> What to work on: Find the line containing "Give me the". Quote it and every line after it, exactly, through the end; skip pictures.

──────── Extracted material ────────

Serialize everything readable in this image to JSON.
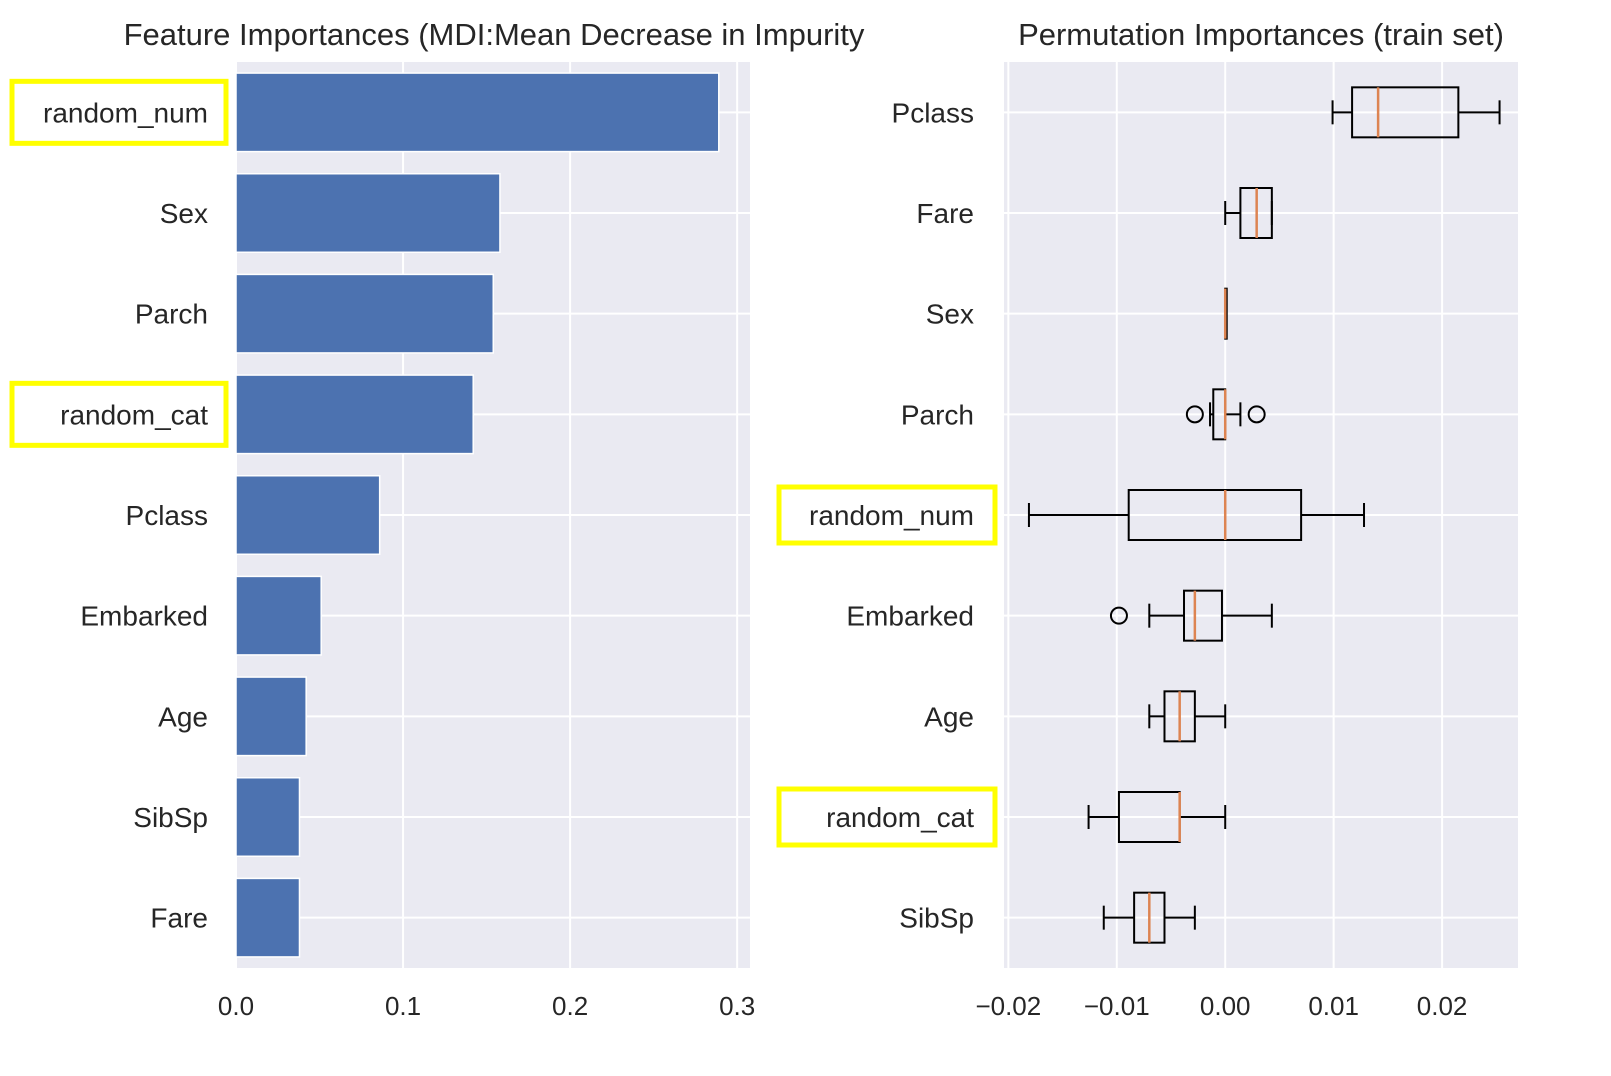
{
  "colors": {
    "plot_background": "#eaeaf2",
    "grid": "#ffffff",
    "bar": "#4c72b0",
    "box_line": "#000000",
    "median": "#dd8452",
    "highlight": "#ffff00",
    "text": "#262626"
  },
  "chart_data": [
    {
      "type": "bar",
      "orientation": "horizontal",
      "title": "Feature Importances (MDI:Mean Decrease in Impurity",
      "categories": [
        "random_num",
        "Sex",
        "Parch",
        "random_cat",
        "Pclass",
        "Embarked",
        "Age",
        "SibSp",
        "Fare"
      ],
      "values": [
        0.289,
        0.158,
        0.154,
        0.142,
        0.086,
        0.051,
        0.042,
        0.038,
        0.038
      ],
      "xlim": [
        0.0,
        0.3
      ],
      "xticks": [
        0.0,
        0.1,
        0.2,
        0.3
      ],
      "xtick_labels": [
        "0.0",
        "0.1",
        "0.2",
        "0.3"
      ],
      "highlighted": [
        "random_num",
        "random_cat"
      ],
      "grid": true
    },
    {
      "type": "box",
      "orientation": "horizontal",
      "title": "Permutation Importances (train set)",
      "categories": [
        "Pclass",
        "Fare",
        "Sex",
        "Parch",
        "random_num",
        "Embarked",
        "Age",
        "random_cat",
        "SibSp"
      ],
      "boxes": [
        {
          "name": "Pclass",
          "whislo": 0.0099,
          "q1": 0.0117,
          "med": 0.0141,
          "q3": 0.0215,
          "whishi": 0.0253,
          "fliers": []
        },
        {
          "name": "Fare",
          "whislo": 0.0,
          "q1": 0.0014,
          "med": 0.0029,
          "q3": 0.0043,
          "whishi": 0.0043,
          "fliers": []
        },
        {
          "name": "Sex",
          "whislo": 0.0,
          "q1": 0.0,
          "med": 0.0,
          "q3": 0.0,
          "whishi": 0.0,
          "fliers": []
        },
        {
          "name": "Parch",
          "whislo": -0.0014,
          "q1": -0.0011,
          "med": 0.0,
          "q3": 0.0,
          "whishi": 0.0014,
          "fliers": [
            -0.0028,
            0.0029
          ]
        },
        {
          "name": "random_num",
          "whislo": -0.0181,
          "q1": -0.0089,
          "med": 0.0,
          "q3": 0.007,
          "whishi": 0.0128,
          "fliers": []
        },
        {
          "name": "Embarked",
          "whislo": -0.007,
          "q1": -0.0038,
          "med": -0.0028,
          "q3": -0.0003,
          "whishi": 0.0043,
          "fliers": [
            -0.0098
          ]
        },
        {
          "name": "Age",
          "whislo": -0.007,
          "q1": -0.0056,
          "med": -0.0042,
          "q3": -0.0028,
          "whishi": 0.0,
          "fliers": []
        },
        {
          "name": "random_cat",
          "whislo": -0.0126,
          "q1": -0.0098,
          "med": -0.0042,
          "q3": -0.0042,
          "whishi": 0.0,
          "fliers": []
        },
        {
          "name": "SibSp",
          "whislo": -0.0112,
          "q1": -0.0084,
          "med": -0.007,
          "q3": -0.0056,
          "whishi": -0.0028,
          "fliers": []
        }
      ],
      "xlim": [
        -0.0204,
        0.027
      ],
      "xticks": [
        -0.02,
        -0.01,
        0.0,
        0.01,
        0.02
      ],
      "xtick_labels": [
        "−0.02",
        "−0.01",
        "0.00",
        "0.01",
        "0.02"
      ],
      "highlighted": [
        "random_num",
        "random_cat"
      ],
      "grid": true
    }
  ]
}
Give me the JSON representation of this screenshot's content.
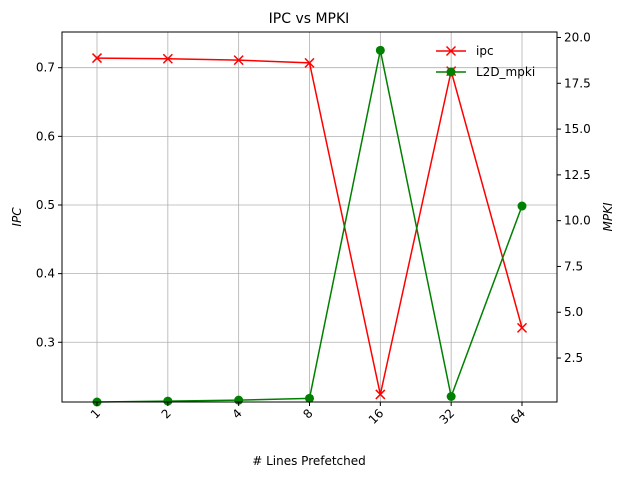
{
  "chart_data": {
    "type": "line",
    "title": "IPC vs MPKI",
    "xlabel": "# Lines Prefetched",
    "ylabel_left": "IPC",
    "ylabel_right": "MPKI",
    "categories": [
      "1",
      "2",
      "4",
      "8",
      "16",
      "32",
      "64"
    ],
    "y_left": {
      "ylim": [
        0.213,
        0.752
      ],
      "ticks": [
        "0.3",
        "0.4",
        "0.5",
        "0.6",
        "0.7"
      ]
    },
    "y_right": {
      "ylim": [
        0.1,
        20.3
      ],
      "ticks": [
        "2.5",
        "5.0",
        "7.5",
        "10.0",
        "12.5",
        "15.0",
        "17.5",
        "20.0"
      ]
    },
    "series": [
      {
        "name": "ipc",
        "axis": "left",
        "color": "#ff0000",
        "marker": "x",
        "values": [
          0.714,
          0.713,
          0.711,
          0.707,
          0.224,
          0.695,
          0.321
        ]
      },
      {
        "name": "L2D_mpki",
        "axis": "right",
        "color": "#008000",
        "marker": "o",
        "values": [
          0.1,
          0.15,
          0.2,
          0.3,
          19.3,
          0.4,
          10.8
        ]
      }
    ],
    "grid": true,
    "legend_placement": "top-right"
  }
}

────────

> Complete output:
Give me the JSON representation of this screenshot's content.
{
  "chart_data": {
    "type": "line",
    "title": "IPC vs MPKI",
    "xlabel": "# Lines Prefetched",
    "ylabel_left": "IPC",
    "ylabel_right": "MPKI",
    "categories": [
      "1",
      "2",
      "4",
      "8",
      "16",
      "32",
      "64"
    ],
    "y_left": {
      "ylim": [
        0.213,
        0.752
      ],
      "ticks": [
        "0.3",
        "0.4",
        "0.5",
        "0.6",
        "0.7"
      ]
    },
    "y_right": {
      "ylim": [
        0.1,
        20.3
      ],
      "ticks": [
        "2.5",
        "5.0",
        "7.5",
        "10.0",
        "12.5",
        "15.0",
        "17.5",
        "20.0"
      ]
    },
    "series": [
      {
        "name": "ipc",
        "axis": "left",
        "color": "#ff0000",
        "marker": "x",
        "values": [
          0.714,
          0.713,
          0.711,
          0.707,
          0.224,
          0.695,
          0.321
        ]
      },
      {
        "name": "L2D_mpki",
        "axis": "right",
        "color": "#008000",
        "marker": "o",
        "values": [
          0.1,
          0.15,
          0.2,
          0.3,
          19.3,
          0.4,
          10.8
        ]
      }
    ],
    "grid": true,
    "legend_placement": "top-right"
  }
}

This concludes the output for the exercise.